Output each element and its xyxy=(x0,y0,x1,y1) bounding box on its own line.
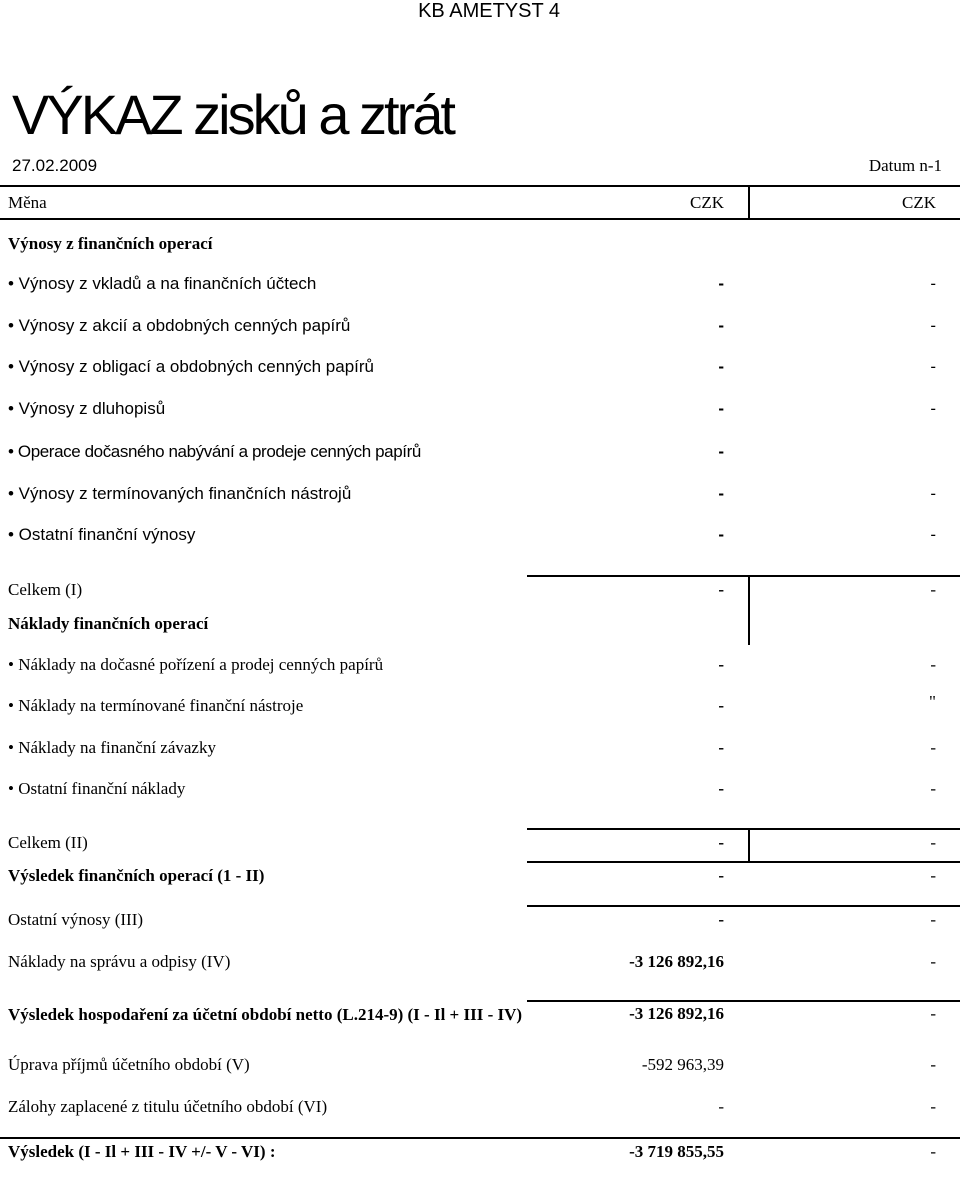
row-label: • Ostatní finanční náklady xyxy=(8,779,186,798)
row-value-current: - xyxy=(718,738,724,757)
total-ii-prev: - xyxy=(930,833,936,852)
revenue-row xyxy=(0,442,960,472)
net-result-current: -3 126 892,16 xyxy=(629,1004,724,1023)
revenue-row xyxy=(0,399,960,429)
revenue-row xyxy=(0,316,960,346)
row-value-current: - xyxy=(718,357,724,376)
revenue-row xyxy=(0,525,960,555)
other-income-row xyxy=(0,910,960,940)
header-rule xyxy=(0,185,960,187)
row-value-current: - xyxy=(718,399,724,418)
total-ii-label: Celkem (II) xyxy=(8,833,88,852)
final-result-current: -3 719 855,55 xyxy=(629,1142,724,1161)
company-name: KB AMETYST 4 xyxy=(418,0,560,22)
row-value-current: - xyxy=(718,525,724,544)
income-adj-label: Úprava příjmů účetního období (V) xyxy=(8,1055,250,1074)
page-title: VÝKAZ zisků a ztrát xyxy=(12,83,453,146)
row-value-prev: - xyxy=(930,484,936,503)
admin-costs-row xyxy=(0,952,960,982)
currency-col1: CZK xyxy=(690,193,724,212)
result-fin-row xyxy=(0,866,960,896)
row-label: • Operace dočasného nabývání a prodeje cenných papírů xyxy=(8,442,421,461)
row-label: • Náklady na termínované finanční nástroje xyxy=(8,696,304,715)
row-value-current: - xyxy=(718,655,724,674)
costs-heading-row xyxy=(0,614,960,644)
total-i-label: Celkem (I) xyxy=(8,580,83,599)
row-value-current: - xyxy=(718,442,724,461)
row-label: • Náklady na dočasné pořízení a prodej cenných papírů xyxy=(8,655,384,674)
costs-heading: Náklady finančních operací xyxy=(8,614,209,633)
revenue-heading: Výnosy z finančních operací xyxy=(8,234,213,253)
total-ii-rule xyxy=(527,828,960,830)
row-value-prev: - xyxy=(930,779,936,798)
row-label: • Výnosy z vkladů a na finančních účtech xyxy=(8,274,317,293)
total-ii-row xyxy=(0,833,960,863)
net-result-prev: - xyxy=(930,1004,936,1023)
cost-row xyxy=(0,779,960,809)
cost-row xyxy=(0,692,960,726)
report-date: 27.02.2009 xyxy=(12,156,98,175)
net-result-rule xyxy=(527,1000,960,1002)
row-value-current: - xyxy=(718,484,724,503)
row-value-prev: " xyxy=(929,692,936,711)
row-value-prev: - xyxy=(930,655,936,674)
revenue-row xyxy=(0,484,960,514)
admin-costs-prev: - xyxy=(930,952,936,971)
row-value-prev: - xyxy=(930,316,936,335)
total-i-current: - xyxy=(718,580,724,599)
row-value-prev: - xyxy=(930,399,936,418)
row-label: • Výnosy z dluhopisů xyxy=(8,399,166,418)
final-result-label: Výsledek (I - Il + III - IV +/- V - VI) : xyxy=(8,1142,276,1161)
row-value-current: - xyxy=(718,696,724,715)
revenue-row xyxy=(0,274,960,304)
row-label: • Ostatní finanční výnosy xyxy=(8,525,196,544)
row-value-prev: - xyxy=(930,738,936,757)
row-label: • Výnosy z akcií a obdobných cenných papírů xyxy=(8,316,351,335)
row-label: • Náklady na finanční závazky xyxy=(8,738,216,757)
income-adj-prev: - xyxy=(930,1055,936,1074)
prev-date-label: Datum n-1 xyxy=(868,156,942,175)
other-income-prev: - xyxy=(930,910,936,929)
cost-row xyxy=(0,655,960,685)
row-value-prev: - xyxy=(930,357,936,376)
result-fin-label: Výsledek finančních operací (1 - II) xyxy=(8,866,265,885)
currency-row xyxy=(0,193,960,223)
currency-col2: CZK xyxy=(902,193,936,212)
total-i-rule xyxy=(527,575,960,577)
revenue-row xyxy=(0,357,960,387)
income-adj-row xyxy=(0,1055,960,1085)
advances-row xyxy=(0,1097,960,1127)
row-value-prev: - xyxy=(930,525,936,544)
advances-prev: - xyxy=(930,1097,936,1116)
advances-label: Zálohy zaplacené z titulu účetního období (VI) xyxy=(8,1097,328,1116)
row-label: • Výnosy z obligací a obdobných cenných papírů xyxy=(8,357,375,376)
row-value-current: - xyxy=(718,779,724,798)
result-fin-prev: - xyxy=(930,866,936,885)
income-adj-current: -592 963,39 xyxy=(641,1055,724,1074)
final-result-rule xyxy=(0,1137,960,1139)
row-value-prev: - xyxy=(930,274,936,293)
net-result-row xyxy=(0,1004,960,1050)
other-income-label: Ostatní výnosy (III) xyxy=(8,910,144,929)
row-value-current: - xyxy=(718,274,724,293)
advances-current: - xyxy=(718,1097,724,1116)
final-result-prev: - xyxy=(930,1142,936,1161)
cost-row xyxy=(0,738,960,768)
other-income-rule xyxy=(527,905,960,907)
currency-label: Měna xyxy=(8,193,47,212)
final-result-row xyxy=(0,1142,960,1172)
revenue-heading-row xyxy=(0,234,960,264)
result-fin-current: - xyxy=(718,866,724,885)
admin-costs-current: -3 126 892,16 xyxy=(629,952,724,971)
other-income-current: - xyxy=(718,910,724,929)
admin-costs-label: Náklady na správu a odpisy (IV) xyxy=(8,952,231,971)
row-value-current: - xyxy=(718,316,724,335)
total-i-row xyxy=(0,580,960,610)
net-result-label: Výsledek hospodaření za účetní období netto (L.214-9) (I - Il + III - IV) xyxy=(8,1005,523,1024)
row-label: • Výnosy z termínovaných finančních nástrojů xyxy=(8,484,352,503)
total-i-prev: - xyxy=(930,580,936,599)
total-ii-current: - xyxy=(718,833,724,852)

[PROBLEM TO SOLVE]:
Please rewrite all the records above, swapping every "revenue-row" for "revenue-line" and keeping everything else the same. Leave the pictures out of your answer.

[ANSWER FOR THIS EXERCISE]:
Output each element and its xyxy=(x0,y0,x1,y1) bounding box on its own line.
row-label: • Ostatní finanční náklady xyxy=(8,779,186,798)
row-value-current: - xyxy=(718,738,724,757)
total-ii-prev: - xyxy=(930,833,936,852)
revenue-line xyxy=(0,442,960,472)
net-result-current: -3 126 892,16 xyxy=(629,1004,724,1023)
revenue-line xyxy=(0,399,960,429)
revenue-line xyxy=(0,316,960,346)
row-value-current: - xyxy=(718,357,724,376)
revenue-line xyxy=(0,525,960,555)
other-income-row xyxy=(0,910,960,940)
header-rule xyxy=(0,185,960,187)
row-value-current: - xyxy=(718,399,724,418)
total-ii-label: Celkem (II) xyxy=(8,833,88,852)
final-result-current: -3 719 855,55 xyxy=(629,1142,724,1161)
company-name: KB AMETYST 4 xyxy=(418,0,560,22)
row-value-current: - xyxy=(718,525,724,544)
income-adj-label: Úprava příjmů účetního období (V) xyxy=(8,1055,250,1074)
page-title: VÝKAZ zisků a ztrát xyxy=(12,83,453,146)
row-value-prev: - xyxy=(930,484,936,503)
admin-costs-row xyxy=(0,952,960,982)
currency-col1: CZK xyxy=(690,193,724,212)
result-fin-row xyxy=(0,866,960,896)
row-label: • Operace dočasného nabývání a prodeje cenných papírů xyxy=(8,442,421,461)
row-label: • Náklady na termínované finanční nástroje xyxy=(8,696,304,715)
row-value-current: - xyxy=(718,655,724,674)
costs-heading-row xyxy=(0,614,960,644)
total-i-label: Celkem (I) xyxy=(8,580,83,599)
row-value-current: - xyxy=(718,442,724,461)
row-label: • Náklady na dočasné pořízení a prodej cenných papírů xyxy=(8,655,384,674)
costs-heading: Náklady finančních operací xyxy=(8,614,209,633)
revenue-heading: Výnosy z finančních operací xyxy=(8,234,213,253)
total-ii-rule xyxy=(527,828,960,830)
row-value-prev: - xyxy=(930,779,936,798)
row-label: • Výnosy z vkladů a na finančních účtech xyxy=(8,274,317,293)
total-ii-row xyxy=(0,833,960,863)
net-result-prev: - xyxy=(930,1004,936,1023)
cost-row xyxy=(0,779,960,809)
cost-row xyxy=(0,692,960,726)
report-date: 27.02.2009 xyxy=(12,156,98,175)
net-result-rule xyxy=(527,1000,960,1002)
row-value-current: - xyxy=(718,484,724,503)
row-value-prev: " xyxy=(929,692,936,711)
row-value-prev: - xyxy=(930,655,936,674)
revenue-line xyxy=(0,484,960,514)
admin-costs-prev: - xyxy=(930,952,936,971)
row-value-prev: - xyxy=(930,316,936,335)
total-i-current: - xyxy=(718,580,724,599)
row-value-prev: - xyxy=(930,399,936,418)
row-label: • Výnosy z dluhopisů xyxy=(8,399,166,418)
final-result-label: Výsledek (I - Il + III - IV +/- V - VI) : xyxy=(8,1142,276,1161)
row-value-current: - xyxy=(718,696,724,715)
revenue-line xyxy=(0,274,960,304)
row-label: • Ostatní finanční výnosy xyxy=(8,525,196,544)
row-value-prev: - xyxy=(930,738,936,757)
row-label: • Výnosy z akcií a obdobných cenných papírů xyxy=(8,316,351,335)
row-label: • Náklady na finanční závazky xyxy=(8,738,216,757)
income-adj-prev: - xyxy=(930,1055,936,1074)
prev-date-label: Datum n-1 xyxy=(868,156,942,175)
other-income-prev: - xyxy=(930,910,936,929)
cost-row xyxy=(0,655,960,685)
row-value-prev: - xyxy=(930,357,936,376)
result-fin-label: Výsledek finančních operací (1 - II) xyxy=(8,866,265,885)
currency-row xyxy=(0,193,960,223)
currency-col2: CZK xyxy=(902,193,936,212)
total-i-rule xyxy=(527,575,960,577)
revenue-line xyxy=(0,357,960,387)
income-adj-row xyxy=(0,1055,960,1085)
advances-row xyxy=(0,1097,960,1127)
row-value-prev: - xyxy=(930,525,936,544)
advances-prev: - xyxy=(930,1097,936,1116)
advances-label: Zálohy zaplacené z titulu účetního období (VI) xyxy=(8,1097,328,1116)
row-label: • Výnosy z obligací a obdobných cenných papírů xyxy=(8,357,375,376)
row-value-current: - xyxy=(718,779,724,798)
result-fin-prev: - xyxy=(930,866,936,885)
income-adj-current: -592 963,39 xyxy=(641,1055,724,1074)
final-result-rule xyxy=(0,1137,960,1139)
row-value-prev: - xyxy=(930,274,936,293)
net-result-row xyxy=(0,1004,960,1050)
other-income-label: Ostatní výnosy (III) xyxy=(8,910,144,929)
row-value-current: - xyxy=(718,274,724,293)
advances-current: - xyxy=(718,1097,724,1116)
final-result-prev: - xyxy=(930,1142,936,1161)
cost-row xyxy=(0,738,960,768)
other-income-rule xyxy=(527,905,960,907)
currency-label: Měna xyxy=(8,193,47,212)
final-result-row xyxy=(0,1142,960,1172)
revenue-heading-row xyxy=(0,234,960,264)
result-fin-current: - xyxy=(718,866,724,885)
admin-costs-current: -3 126 892,16 xyxy=(629,952,724,971)
other-income-current: - xyxy=(718,910,724,929)
admin-costs-label: Náklady na správu a odpisy (IV) xyxy=(8,952,231,971)
row-value-current: - xyxy=(718,316,724,335)
total-i-row xyxy=(0,580,960,610)
net-result-label: Výsledek hospodaření za účetní období netto (L.214-9) (I - Il + III - IV) xyxy=(8,1005,523,1024)
row-label: • Výnosy z termínovaných finančních nástrojů xyxy=(8,484,352,503)
total-i-prev: - xyxy=(930,580,936,599)
total-ii-current: - xyxy=(718,833,724,852)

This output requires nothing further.